» What to work on: Return every line of the records below verbatim, with no pictures in the copy.

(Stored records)
** START **

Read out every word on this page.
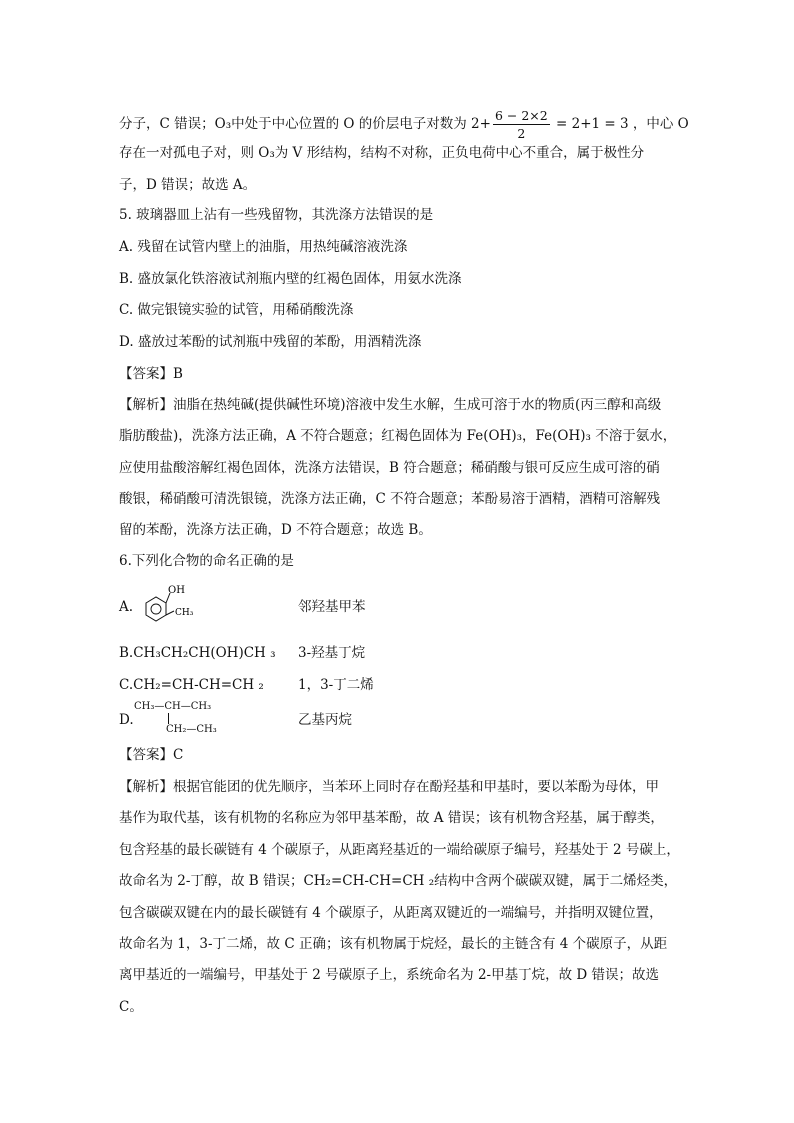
分子，C 错误；O₃中处于中心位置的 O 的价层电子对数为 $2+ \frac{6 - 2\times 2}{2} = 2+1 = 3$ ，中心 O
存在一对孤电子对，则 O₃为 V 形结构，结构不对称，正负电荷中心不重合，属于极性分
子，D 错误；故选 A。
5. 玻璃器皿上沾有一些残留物，其洗涤方法错误的是
A. 残留在试管内壁上的油脂，用热纯碱溶液洗涤
B. 盛放氯化铁溶液试剂瓶内壁的红褐色固体，用氨水洗涤
C. 做完银镜实验的试管，用稀硝酸洗涤
D. 盛放过苯酚的试剂瓶中残留的苯酚，用酒精洗涤
【答案】B
【解析】油脂在热纯碱(提供碱性环境)溶液中发生水解，生成可溶于水的物质(丙三醇和高级
脂肪酸盐)，洗涤方法正确，A 不符合题意；红褐色固体为 Fe(OH)₃，Fe(OH)₃ 不溶于氨水，
应使用盐酸溶解红褐色固体，洗涤方法错误，B 符合题意；稀硝酸与银可反应生成可溶的硝
酸银，稀硝酸可清洗银镜，洗涤方法正确，C 不符合题意；苯酚易溶于酒精，酒精可溶解残
留的苯酚，洗涤方法正确，D 不符合题意；故选 B。
6.下列化合物的命名正确的是
A.
OH
CH₃	邻羟基甲苯
B.CH₃CH₂CH(OH)CH ₃ 3-羟基丁烷
C.CH₂=CH-CH=CH ₂	1，3-丁二烯
D.
CH₃—CH—CH₃
CH₂—CH₃
乙基丙烷
【答案】C
【解析】根据官能团的优先顺序，当苯环上同时存在酚羟基和甲基时，要以苯酚为母体，甲
基作为取代基，该有机物的名称应为邻甲基苯酚，故 A 错误；该有机物含羟基，属于醇类，
包含羟基的最长碳链有 4 个碳原子，从距离羟基近的一端给碳原子编号，羟基处于 2 号碳上，
故命名为 2-丁醇，故 B 错误；CH₂=CH-CH=CH ₂结构中含两个碳碳双键，属于二烯烃类，
包含碳碳双键在内的最长碳链有 4 个碳原子，从距离双键近的一端编号，并指明双键位置，
故命名为 1，3-丁二烯，故 C 正确；该有机物属于烷烃，最长的主链含有 4 个碳原子，从距
离甲基近的一端编号，甲基处于 2 号碳原子上，系统命名为 2-甲基丁烷，故 D 错误；故选
C。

** END **

» Exercise answer:
Read out every word on this page.
分子，C 错误；O₃中处于中心位置的 O 的价层电子对数为 $2+ \frac{6 - 2\times 2}{2} = 2+1 = 3$ ，中心 O
存在一对孤电子对，则 O₃为 V 形结构，结构不对称，正负电荷中心不重合，属于极性分
子，D 错误；故选 A。
5. 玻璃器皿上沾有一些残留物，其洗涤方法错误的是
A. 残留在试管内壁上的油脂，用热纯碱溶液洗涤
B. 盛放氯化铁溶液试剂瓶内壁的红褐色固体，用氨水洗涤
C. 做完银镜实验的试管，用稀硝酸洗涤
D. 盛放过苯酚的试剂瓶中残留的苯酚，用酒精洗涤
【答案】B
【解析】油脂在热纯碱(提供碱性环境)溶液中发生水解，生成可溶于水的物质(丙三醇和高级
脂肪酸盐)，洗涤方法正确，A 不符合题意；红褐色固体为 Fe(OH)₃，Fe(OH)₃ 不溶于氨水，
应使用盐酸溶解红褐色固体，洗涤方法错误，B 符合题意；稀硝酸与银可反应生成可溶的硝
酸银，稀硝酸可清洗银镜，洗涤方法正确，C 不符合题意；苯酚易溶于酒精，酒精可溶解残
留的苯酚，洗涤方法正确，D 不符合题意；故选 B。
6.下列化合物的命名正确的是
A.
OH
CH₃	邻羟基甲苯
B.CH₃CH₂CH(OH)CH ₃ 3-羟基丁烷
C.CH₂=CH-CH=CH ₂	1，3-丁二烯
D.
CH₃—CH—CH₃
CH₂—CH₃
乙基丙烷
【答案】C
【解析】根据官能团的优先顺序，当苯环上同时存在酚羟基和甲基时，要以苯酚为母体，甲
基作为取代基，该有机物的名称应为邻甲基苯酚，故 A 错误；该有机物含羟基，属于醇类，
包含羟基的最长碳链有 4 个碳原子，从距离羟基近的一端给碳原子编号，羟基处于 2 号碳上，
故命名为 2-丁醇，故 B 错误；CH₂=CH-CH=CH ₂结构中含两个碳碳双键，属于二烯烃类，
包含碳碳双键在内的最长碳链有 4 个碳原子，从距离双键近的一端编号，并指明双键位置，
故命名为 1，3-丁二烯，故 C 正确；该有机物属于烷烃，最长的主链含有 4 个碳原子，从距
离甲基近的一端编号，甲基处于 2 号碳原子上，系统命名为 2-甲基丁烷，故 D 错误；故选
C。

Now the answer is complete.